Record extracts ▸

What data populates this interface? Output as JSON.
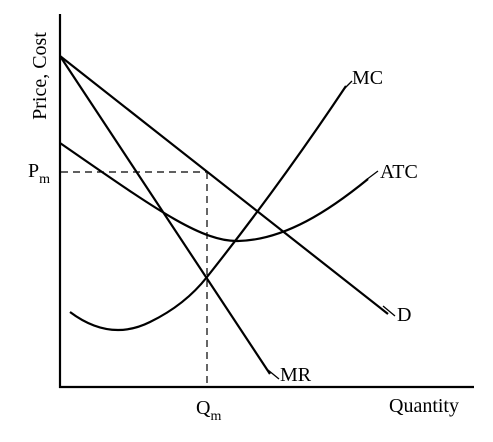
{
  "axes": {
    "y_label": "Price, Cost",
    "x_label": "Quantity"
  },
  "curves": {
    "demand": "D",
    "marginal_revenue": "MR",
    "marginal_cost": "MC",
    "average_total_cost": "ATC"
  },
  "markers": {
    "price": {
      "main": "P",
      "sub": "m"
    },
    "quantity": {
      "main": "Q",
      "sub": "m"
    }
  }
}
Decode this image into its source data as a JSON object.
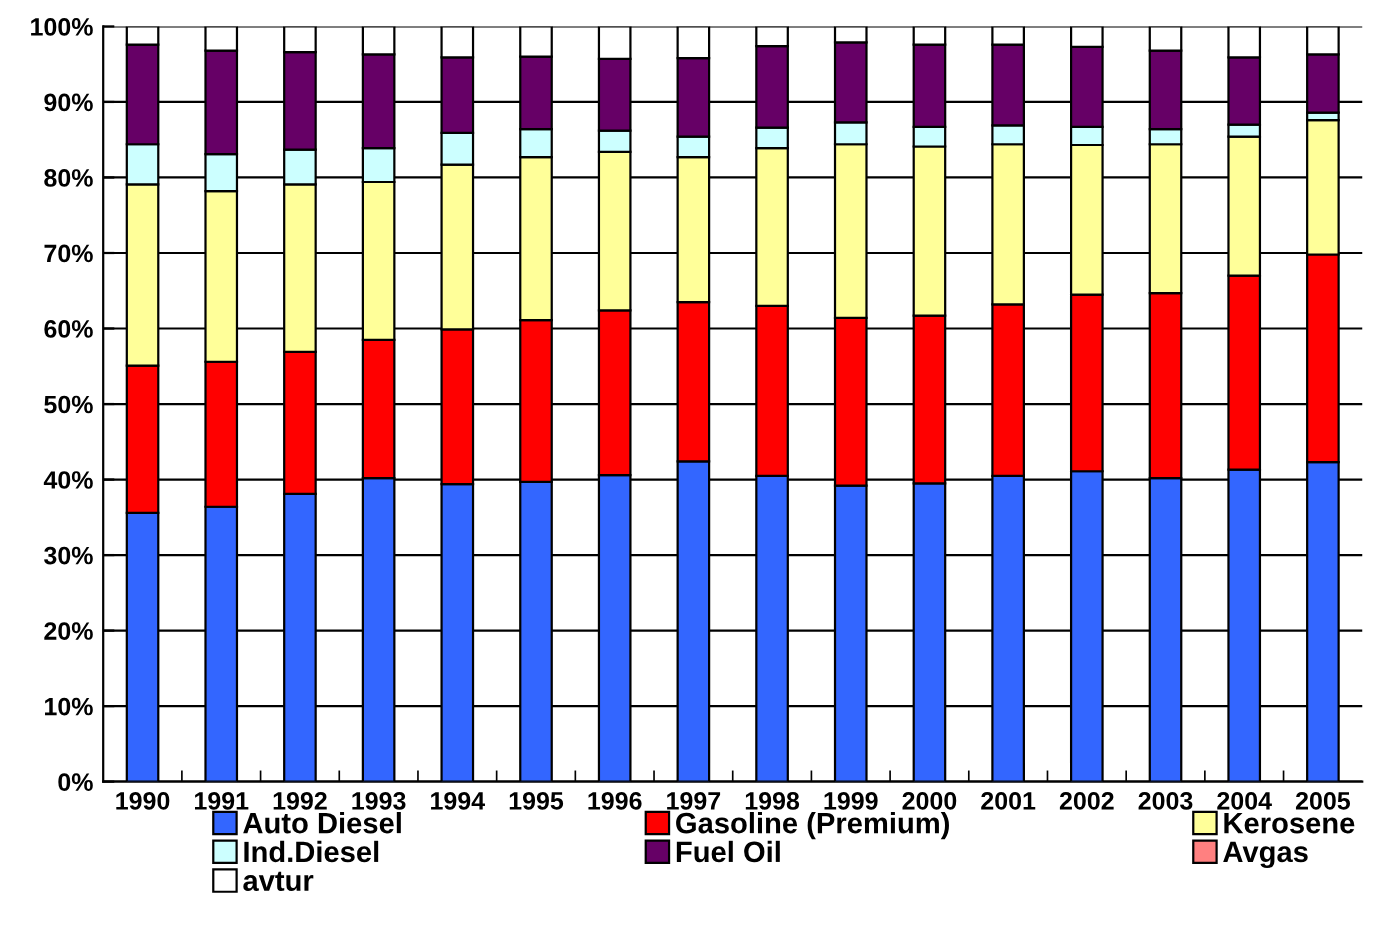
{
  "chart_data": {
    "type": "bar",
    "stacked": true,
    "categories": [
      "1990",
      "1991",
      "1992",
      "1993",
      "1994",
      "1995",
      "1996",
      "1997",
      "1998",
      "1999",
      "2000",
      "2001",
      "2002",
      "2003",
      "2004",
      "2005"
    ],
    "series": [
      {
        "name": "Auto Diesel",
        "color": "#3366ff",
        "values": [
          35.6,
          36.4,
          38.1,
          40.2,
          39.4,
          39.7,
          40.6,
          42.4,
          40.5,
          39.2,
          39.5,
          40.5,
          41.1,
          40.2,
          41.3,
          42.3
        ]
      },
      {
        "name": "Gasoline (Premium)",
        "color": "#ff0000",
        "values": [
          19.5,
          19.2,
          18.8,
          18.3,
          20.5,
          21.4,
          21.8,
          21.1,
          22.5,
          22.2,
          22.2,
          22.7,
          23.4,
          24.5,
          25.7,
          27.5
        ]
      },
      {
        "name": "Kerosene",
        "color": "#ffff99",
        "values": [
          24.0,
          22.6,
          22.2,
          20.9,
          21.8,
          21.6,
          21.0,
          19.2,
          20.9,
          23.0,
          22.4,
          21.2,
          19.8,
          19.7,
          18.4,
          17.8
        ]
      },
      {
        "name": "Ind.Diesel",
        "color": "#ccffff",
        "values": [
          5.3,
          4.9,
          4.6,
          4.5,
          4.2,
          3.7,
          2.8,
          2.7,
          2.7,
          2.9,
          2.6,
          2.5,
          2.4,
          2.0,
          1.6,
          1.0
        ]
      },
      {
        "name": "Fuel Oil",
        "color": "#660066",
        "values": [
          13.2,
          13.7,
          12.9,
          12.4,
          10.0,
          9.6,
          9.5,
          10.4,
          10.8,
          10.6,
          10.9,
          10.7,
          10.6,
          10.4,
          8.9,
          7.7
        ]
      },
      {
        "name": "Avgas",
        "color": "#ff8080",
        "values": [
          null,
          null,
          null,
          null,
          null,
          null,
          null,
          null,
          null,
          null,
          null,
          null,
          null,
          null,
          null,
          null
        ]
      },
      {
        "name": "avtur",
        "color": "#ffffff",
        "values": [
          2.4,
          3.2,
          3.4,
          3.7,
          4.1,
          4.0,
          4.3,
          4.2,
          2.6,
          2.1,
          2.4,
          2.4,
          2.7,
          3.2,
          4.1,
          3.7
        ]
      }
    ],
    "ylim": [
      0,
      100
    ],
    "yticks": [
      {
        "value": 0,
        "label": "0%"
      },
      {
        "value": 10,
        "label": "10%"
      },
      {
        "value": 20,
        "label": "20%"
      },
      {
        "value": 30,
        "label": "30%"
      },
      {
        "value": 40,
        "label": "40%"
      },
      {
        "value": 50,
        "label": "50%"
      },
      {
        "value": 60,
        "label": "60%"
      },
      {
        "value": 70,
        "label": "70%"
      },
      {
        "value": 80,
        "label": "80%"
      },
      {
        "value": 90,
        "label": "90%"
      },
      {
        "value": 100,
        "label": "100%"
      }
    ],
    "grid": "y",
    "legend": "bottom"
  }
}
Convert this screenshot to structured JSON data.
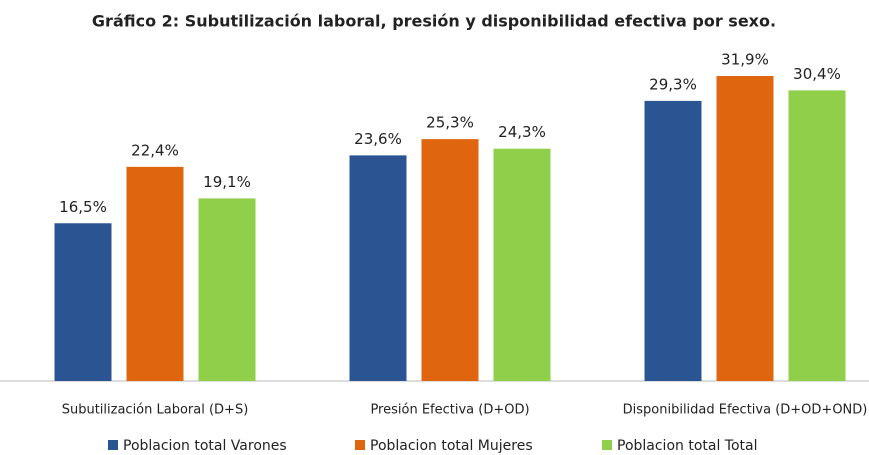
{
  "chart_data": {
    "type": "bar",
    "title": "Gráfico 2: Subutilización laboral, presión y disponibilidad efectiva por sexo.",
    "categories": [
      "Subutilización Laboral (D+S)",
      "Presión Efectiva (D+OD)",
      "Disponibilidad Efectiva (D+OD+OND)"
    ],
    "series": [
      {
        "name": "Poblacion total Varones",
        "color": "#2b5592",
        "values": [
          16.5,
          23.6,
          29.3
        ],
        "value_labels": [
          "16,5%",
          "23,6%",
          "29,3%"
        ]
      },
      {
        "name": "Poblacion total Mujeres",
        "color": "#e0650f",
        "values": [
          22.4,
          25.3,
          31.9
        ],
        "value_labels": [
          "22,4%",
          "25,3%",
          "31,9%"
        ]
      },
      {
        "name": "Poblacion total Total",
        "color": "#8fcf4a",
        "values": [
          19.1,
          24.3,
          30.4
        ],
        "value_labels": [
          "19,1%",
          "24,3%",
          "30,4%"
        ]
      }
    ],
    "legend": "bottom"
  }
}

Exercise ▸
From the data above, write out everything exactly except the pictures.

Exercise solution ▸
What data populates this interface? Output as JSON.
{
  "axes": {
    "y_label": "Price, Cost",
    "x_label": "Quantity"
  },
  "curves": {
    "demand": "D",
    "marginal_revenue": "MR",
    "marginal_cost": "MC",
    "average_total_cost": "ATC"
  },
  "markers": {
    "price": {
      "main": "P",
      "sub": "m"
    },
    "quantity": {
      "main": "Q",
      "sub": "m"
    }
  }
}
Decode this image into its source data as a JSON object.
{
  "chart_data": {
    "type": "bar",
    "stacked": true,
    "categories": [
      "1990",
      "1991",
      "1992",
      "1993",
      "1994",
      "1995",
      "1996",
      "1997",
      "1998",
      "1999",
      "2000",
      "2001",
      "2002",
      "2003",
      "2004",
      "2005"
    ],
    "series": [
      {
        "name": "Auto Diesel",
        "color": "#3366ff",
        "values": [
          35.6,
          36.4,
          38.1,
          40.2,
          39.4,
          39.7,
          40.6,
          42.4,
          40.5,
          39.2,
          39.5,
          40.5,
          41.1,
          40.2,
          41.3,
          42.3
        ]
      },
      {
        "name": "Gasoline (Premium)",
        "color": "#ff0000",
        "values": [
          19.5,
          19.2,
          18.8,
          18.3,
          20.5,
          21.4,
          21.8,
          21.1,
          22.5,
          22.2,
          22.2,
          22.7,
          23.4,
          24.5,
          25.7,
          27.5
        ]
      },
      {
        "name": "Kerosene",
        "color": "#ffff99",
        "values": [
          24.0,
          22.6,
          22.2,
          20.9,
          21.8,
          21.6,
          21.0,
          19.2,
          20.9,
          23.0,
          22.4,
          21.2,
          19.8,
          19.7,
          18.4,
          17.8
        ]
      },
      {
        "name": "Ind.Diesel",
        "color": "#ccffff",
        "values": [
          5.3,
          4.9,
          4.6,
          4.5,
          4.2,
          3.7,
          2.8,
          2.7,
          2.7,
          2.9,
          2.6,
          2.5,
          2.4,
          2.0,
          1.6,
          1.0
        ]
      },
      {
        "name": "Fuel Oil",
        "color": "#660066",
        "values": [
          13.2,
          13.7,
          12.9,
          12.4,
          10.0,
          9.6,
          9.5,
          10.4,
          10.8,
          10.6,
          10.9,
          10.7,
          10.6,
          10.4,
          8.9,
          7.7
        ]
      },
      {
        "name": "Avgas",
        "color": "#ff8080",
        "values": [
          null,
          null,
          null,
          null,
          null,
          null,
          null,
          null,
          null,
          null,
          null,
          null,
          null,
          null,
          null,
          null
        ]
      },
      {
        "name": "avtur",
        "color": "#ffffff",
        "values": [
          2.4,
          3.2,
          3.4,
          3.7,
          4.1,
          4.0,
          4.3,
          4.2,
          2.6,
          2.1,
          2.4,
          2.4,
          2.7,
          3.2,
          4.1,
          3.7
        ]
      }
    ],
    "ylim": [
      0,
      100
    ],
    "yticks": [
      {
        "value": 0,
        "label": "0%"
      },
      {
        "value": 10,
        "label": "10%"
      },
      {
        "value": 20,
        "label": "20%"
      },
      {
        "value": 30,
        "label": "30%"
      },
      {
        "value": 40,
        "label": "40%"
      },
      {
        "value": 50,
        "label": "50%"
      },
      {
        "value": 60,
        "label": "60%"
      },
      {
        "value": 70,
        "label": "70%"
      },
      {
        "value": 80,
        "label": "80%"
      },
      {
        "value": 90,
        "label": "90%"
      },
      {
        "value": 100,
        "label": "100%"
      }
    ],
    "grid": "y",
    "legend": "bottom"
  }
}
Convert this screenshot to structured JSON data.
{
  "chart_data": {
    "type": "bar",
    "title": "Gráfico 2: Subutilización laboral, presión y disponibilidad efectiva por sexo.",
    "categories": [
      "Subutilización Laboral (D+S)",
      "Presión Efectiva (D+OD)",
      "Disponibilidad Efectiva (D+OD+OND)"
    ],
    "series": [
      {
        "name": "Poblacion total Varones",
        "color": "#2b5592",
        "values": [
          16.5,
          23.6,
          29.3
        ],
        "value_labels": [
          "16,5%",
          "23,6%",
          "29,3%"
        ]
      },
      {
        "name": "Poblacion total Mujeres",
        "color": "#e0650f",
        "values": [
          22.4,
          25.3,
          31.9
        ],
        "value_labels": [
          "22,4%",
          "25,3%",
          "31,9%"
        ]
      },
      {
        "name": "Poblacion total Total",
        "color": "#8fcf4a",
        "values": [
          19.1,
          24.3,
          30.4
        ],
        "value_labels": [
          "19,1%",
          "24,3%",
          "30,4%"
        ]
      }
    ],
    "legend": "bottom"
  }
}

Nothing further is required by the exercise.